*Your instructions*: Where a line holds the word "Received", copy it from the records.

*Listed records*:
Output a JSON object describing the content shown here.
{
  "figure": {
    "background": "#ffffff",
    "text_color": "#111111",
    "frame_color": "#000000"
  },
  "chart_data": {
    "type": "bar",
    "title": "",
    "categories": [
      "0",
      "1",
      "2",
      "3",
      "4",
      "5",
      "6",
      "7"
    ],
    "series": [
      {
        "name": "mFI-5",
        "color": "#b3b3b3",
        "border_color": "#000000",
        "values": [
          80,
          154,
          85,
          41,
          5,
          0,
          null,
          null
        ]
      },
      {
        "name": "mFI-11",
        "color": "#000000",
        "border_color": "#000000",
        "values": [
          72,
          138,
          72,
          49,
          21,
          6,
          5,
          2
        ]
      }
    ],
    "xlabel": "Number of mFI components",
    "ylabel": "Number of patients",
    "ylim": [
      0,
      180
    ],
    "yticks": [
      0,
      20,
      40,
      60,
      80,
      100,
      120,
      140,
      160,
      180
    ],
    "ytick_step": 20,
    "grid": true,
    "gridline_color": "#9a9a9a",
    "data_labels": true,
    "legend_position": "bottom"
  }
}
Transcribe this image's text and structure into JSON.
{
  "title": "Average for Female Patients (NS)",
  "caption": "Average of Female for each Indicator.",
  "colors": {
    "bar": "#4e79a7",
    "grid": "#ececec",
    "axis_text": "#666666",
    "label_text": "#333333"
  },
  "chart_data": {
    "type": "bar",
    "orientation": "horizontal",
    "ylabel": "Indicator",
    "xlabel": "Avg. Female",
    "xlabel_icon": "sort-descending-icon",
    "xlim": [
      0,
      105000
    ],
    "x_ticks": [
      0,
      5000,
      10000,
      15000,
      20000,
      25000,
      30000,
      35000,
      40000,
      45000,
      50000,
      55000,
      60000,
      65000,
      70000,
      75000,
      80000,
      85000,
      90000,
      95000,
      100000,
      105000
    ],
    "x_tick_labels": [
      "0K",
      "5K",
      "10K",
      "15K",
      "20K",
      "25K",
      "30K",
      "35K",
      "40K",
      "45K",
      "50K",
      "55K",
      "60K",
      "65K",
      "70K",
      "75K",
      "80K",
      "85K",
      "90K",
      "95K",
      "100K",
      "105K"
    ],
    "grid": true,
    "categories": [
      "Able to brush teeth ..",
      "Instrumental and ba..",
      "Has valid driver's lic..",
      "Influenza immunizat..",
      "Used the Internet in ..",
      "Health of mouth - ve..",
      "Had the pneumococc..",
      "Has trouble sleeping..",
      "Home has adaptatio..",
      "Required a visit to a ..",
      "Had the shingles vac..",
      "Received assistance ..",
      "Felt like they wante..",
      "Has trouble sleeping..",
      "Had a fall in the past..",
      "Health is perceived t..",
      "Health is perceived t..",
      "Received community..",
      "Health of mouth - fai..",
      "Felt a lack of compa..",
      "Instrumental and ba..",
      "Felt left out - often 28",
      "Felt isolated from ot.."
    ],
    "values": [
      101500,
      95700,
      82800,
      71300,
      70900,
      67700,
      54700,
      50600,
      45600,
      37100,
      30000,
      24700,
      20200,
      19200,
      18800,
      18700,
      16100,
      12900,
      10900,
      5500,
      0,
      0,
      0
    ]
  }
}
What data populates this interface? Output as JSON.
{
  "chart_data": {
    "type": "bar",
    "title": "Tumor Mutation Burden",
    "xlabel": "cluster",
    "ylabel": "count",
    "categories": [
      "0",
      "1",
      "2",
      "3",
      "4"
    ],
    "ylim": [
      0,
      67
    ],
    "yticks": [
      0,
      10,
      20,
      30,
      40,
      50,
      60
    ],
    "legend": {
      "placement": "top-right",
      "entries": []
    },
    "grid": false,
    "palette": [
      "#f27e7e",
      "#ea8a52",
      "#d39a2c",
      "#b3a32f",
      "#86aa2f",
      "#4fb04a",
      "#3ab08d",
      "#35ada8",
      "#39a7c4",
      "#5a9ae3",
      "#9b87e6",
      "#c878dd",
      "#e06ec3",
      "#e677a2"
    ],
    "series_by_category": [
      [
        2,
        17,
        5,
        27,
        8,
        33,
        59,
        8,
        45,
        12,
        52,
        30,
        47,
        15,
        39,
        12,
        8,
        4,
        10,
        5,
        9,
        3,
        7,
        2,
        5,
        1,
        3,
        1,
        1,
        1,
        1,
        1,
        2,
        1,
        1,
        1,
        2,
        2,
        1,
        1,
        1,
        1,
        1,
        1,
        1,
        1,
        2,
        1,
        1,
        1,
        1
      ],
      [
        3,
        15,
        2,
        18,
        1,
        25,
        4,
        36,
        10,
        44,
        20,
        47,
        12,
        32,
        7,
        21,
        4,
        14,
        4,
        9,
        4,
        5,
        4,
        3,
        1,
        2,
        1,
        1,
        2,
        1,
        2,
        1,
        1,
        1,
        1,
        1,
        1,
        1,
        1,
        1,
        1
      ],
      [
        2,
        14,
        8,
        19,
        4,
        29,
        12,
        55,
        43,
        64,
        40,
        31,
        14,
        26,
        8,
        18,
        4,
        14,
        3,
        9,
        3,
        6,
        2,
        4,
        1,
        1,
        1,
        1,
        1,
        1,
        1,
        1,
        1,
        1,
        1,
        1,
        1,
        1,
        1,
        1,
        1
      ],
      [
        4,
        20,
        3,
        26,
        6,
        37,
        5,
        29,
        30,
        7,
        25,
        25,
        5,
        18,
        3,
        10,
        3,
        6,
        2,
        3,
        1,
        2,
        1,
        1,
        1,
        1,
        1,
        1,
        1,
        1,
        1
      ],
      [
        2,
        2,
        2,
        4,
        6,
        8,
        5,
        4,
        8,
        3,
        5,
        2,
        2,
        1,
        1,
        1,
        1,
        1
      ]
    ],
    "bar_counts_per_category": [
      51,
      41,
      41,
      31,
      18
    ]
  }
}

*Answer box*:
      "Received assistance ..",
      "Received community..",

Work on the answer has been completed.